The request
Copy out all of the material, matching it word for word.
--- Begin Material provided ---
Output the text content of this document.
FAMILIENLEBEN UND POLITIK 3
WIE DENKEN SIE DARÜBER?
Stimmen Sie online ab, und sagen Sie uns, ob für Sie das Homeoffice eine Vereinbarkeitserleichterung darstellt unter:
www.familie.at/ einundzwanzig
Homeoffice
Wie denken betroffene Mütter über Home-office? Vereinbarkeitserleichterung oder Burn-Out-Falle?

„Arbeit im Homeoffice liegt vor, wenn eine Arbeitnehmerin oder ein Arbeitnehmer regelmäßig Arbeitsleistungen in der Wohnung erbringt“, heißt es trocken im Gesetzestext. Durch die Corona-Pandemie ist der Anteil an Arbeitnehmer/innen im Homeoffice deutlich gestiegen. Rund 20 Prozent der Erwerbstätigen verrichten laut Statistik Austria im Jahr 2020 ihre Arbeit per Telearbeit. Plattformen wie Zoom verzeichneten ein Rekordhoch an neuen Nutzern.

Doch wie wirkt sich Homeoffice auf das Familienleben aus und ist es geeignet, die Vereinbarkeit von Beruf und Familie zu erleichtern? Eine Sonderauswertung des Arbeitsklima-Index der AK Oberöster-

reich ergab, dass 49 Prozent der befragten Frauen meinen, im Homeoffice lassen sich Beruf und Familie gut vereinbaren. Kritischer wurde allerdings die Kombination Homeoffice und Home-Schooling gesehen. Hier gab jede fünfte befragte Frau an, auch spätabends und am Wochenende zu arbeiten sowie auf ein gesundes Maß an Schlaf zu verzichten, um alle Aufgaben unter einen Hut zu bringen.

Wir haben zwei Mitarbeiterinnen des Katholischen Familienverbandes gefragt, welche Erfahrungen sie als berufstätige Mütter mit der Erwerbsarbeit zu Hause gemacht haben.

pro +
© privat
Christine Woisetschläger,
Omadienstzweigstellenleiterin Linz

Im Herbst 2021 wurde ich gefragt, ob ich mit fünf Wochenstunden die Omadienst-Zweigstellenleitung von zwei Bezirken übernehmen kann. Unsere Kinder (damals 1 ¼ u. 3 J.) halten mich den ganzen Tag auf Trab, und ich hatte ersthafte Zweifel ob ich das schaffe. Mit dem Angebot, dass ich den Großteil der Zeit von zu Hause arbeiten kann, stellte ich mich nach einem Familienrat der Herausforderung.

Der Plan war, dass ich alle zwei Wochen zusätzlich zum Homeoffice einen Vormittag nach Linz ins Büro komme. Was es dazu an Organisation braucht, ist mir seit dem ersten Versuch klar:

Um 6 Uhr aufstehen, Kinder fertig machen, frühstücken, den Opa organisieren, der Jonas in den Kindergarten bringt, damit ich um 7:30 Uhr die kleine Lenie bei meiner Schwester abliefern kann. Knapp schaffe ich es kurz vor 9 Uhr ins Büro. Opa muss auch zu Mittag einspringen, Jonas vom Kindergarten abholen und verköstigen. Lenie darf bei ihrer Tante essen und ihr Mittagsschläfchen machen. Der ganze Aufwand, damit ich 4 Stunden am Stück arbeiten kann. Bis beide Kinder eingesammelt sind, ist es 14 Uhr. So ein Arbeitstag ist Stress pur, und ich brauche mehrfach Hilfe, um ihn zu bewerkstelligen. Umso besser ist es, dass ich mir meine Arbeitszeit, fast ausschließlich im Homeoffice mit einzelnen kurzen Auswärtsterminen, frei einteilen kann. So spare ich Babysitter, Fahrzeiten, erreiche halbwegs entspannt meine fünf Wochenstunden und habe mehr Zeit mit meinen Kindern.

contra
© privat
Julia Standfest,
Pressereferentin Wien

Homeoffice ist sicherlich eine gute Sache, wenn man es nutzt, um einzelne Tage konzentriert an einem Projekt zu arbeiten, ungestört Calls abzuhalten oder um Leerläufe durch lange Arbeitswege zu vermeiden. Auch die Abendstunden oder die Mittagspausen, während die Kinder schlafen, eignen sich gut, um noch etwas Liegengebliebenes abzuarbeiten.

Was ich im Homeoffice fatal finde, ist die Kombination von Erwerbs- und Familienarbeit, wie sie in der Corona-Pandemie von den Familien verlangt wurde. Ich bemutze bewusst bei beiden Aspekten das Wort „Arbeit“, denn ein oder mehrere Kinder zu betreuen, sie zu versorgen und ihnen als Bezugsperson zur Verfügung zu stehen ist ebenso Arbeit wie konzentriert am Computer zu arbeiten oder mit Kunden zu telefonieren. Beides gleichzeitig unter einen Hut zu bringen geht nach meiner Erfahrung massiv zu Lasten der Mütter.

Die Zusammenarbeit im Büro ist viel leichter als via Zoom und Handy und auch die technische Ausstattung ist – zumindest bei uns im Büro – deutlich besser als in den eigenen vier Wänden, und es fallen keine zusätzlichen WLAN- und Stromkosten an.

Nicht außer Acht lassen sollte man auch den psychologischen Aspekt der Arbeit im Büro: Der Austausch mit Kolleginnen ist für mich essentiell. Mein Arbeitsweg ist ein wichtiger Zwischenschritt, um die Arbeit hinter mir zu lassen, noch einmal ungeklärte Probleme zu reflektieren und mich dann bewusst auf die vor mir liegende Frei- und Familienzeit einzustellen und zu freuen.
--- End Material provided ---
Output for this task
Output the text content of this document.
FAMILIENLEBEN UND POLITIK 3
WIE DENKEN SIE DARÜBER?
Stimmen Sie online ab, und sagen Sie uns, ob für Sie das Homeoffice eine Vereinbarkeitserleichterung darstellt unter:
www.familie.at/ einundzwanzig
Homeoffice
Wie denken betroffene Mütter über Home-office? Vereinbarkeitserleichterung oder Burn-Out-Falle?

„Arbeit im Homeoffice liegt vor, wenn eine Arbeitnehmerin oder ein Arbeitnehmer regelmäßig Arbeitsleistungen in der Wohnung erbringt“, heißt es trocken im Gesetzestext. Durch die Corona-Pandemie ist der Anteil an Arbeitnehmer/innen im Homeoffice deutlich gestiegen. Rund 20 Prozent der Erwerbstätigen verrichten laut Statistik Austria im Jahr 2020 ihre Arbeit per Telearbeit. Plattformen wie Zoom verzeichneten ein Rekordhoch an neuen Nutzern.

Doch wie wirkt sich Homeoffice auf das Familienleben aus und ist es geeignet, die Vereinbarkeit von Beruf und Familie zu erleichtern? Eine Sonderauswertung des Arbeitsklima-Index der AK Oberöster-

reich ergab, dass 49 Prozent der befragten Frauen meinen, im Homeoffice lassen sich Beruf und Familie gut vereinbaren. Kritischer wurde allerdings die Kombination Homeoffice und Home-Schooling gesehen. Hier gab jede fünfte befragte Frau an, auch spätabends und am Wochenende zu arbeiten sowie auf ein gesundes Maß an Schlaf zu verzichten, um alle Aufgaben unter einen Hut zu bringen.

Wir haben zwei Mitarbeiterinnen des Katholischen Familienverbandes gefragt, welche Erfahrungen sie als berufstätige Mütter mit der Erwerbsarbeit zu Hause gemacht haben.

pro +
© privat
Christine Woisetschläger,
Omadienstzweigstellenleiterin Linz

Im Herbst 2021 wurde ich gefragt, ob ich mit fünf Wochenstunden die Omadienst-Zweigstellenleitung von zwei Bezirken übernehmen kann. Unsere Kinder (damals 1 ¼ u. 3 J.) halten mich den ganzen Tag auf Trab, und ich hatte ersthafte Zweifel ob ich das schaffe. Mit dem Angebot, dass ich den Großteil der Zeit von zu Hause arbeiten kann, stellte ich mich nach einem Familienrat der Herausforderung.

Der Plan war, dass ich alle zwei Wochen zusätzlich zum Homeoffice einen Vormittag nach Linz ins Büro komme. Was es dazu an Organisation braucht, ist mir seit dem ersten Versuch klar:

Um 6 Uhr aufstehen, Kinder fertig machen, frühstücken, den Opa organisieren, der Jonas in den Kindergarten bringt, damit ich um 7:30 Uhr die kleine Lenie bei meiner Schwester abliefern kann. Knapp schaffe ich es kurz vor 9 Uhr ins Büro. Opa muss auch zu Mittag einspringen, Jonas vom Kindergarten abholen und verköstigen. Lenie darf bei ihrer Tante essen und ihr Mittagsschläfchen machen. Der ganze Aufwand, damit ich 4 Stunden am Stück arbeiten kann. Bis beide Kinder eingesammelt sind, ist es 14 Uhr. So ein Arbeitstag ist Stress pur, und ich brauche mehrfach Hilfe, um ihn zu bewerkstelligen. Umso besser ist es, dass ich mir meine Arbeitszeit, fast ausschließlich im Homeoffice mit einzelnen kurzen Auswärtsterminen, frei einteilen kann. So spare ich Babysitter, Fahrzeiten, erreiche halbwegs entspannt meine fünf Wochenstunden und habe mehr Zeit mit meinen Kindern.

contra
© privat
Julia Standfest,
Pressereferentin Wien

Homeoffice ist sicherlich eine gute Sache, wenn man es nutzt, um einzelne Tage konzentriert an einem Projekt zu arbeiten, ungestört Calls abzuhalten oder um Leerläufe durch lange Arbeitswege zu vermeiden. Auch die Abendstunden oder die Mittagspausen, während die Kinder schlafen, eignen sich gut, um noch etwas Liegengebliebenes abzuarbeiten.

Was ich im Homeoffice fatal finde, ist die Kombination von Erwerbs- und Familienarbeit, wie sie in der Corona-Pandemie von den Familien verlangt wurde. Ich bemutze bewusst bei beiden Aspekten das Wort „Arbeit“, denn ein oder mehrere Kinder zu betreuen, sie zu versorgen und ihnen als Bezugsperson zur Verfügung zu stehen ist ebenso Arbeit wie konzentriert am Computer zu arbeiten oder mit Kunden zu telefonieren. Beides gleichzeitig unter einen Hut zu bringen geht nach meiner Erfahrung massiv zu Lasten der Mütter.

Die Zusammenarbeit im Büro ist viel leichter als via Zoom und Handy und auch die technische Ausstattung ist – zumindest bei uns im Büro – deutlich besser als in den eigenen vier Wänden, und es fallen keine zusätzlichen WLAN- und Stromkosten an.

Nicht außer Acht lassen sollte man auch den psychologischen Aspekt der Arbeit im Büro: Der Austausch mit Kolleginnen ist für mich essentiell. Mein Arbeitsweg ist ein wichtiger Zwischenschritt, um die Arbeit hinter mir zu lassen, noch einmal ungeklärte Probleme zu reflektieren und mich dann bewusst auf die vor mir liegende Frei- und Familienzeit einzustellen und zu freuen.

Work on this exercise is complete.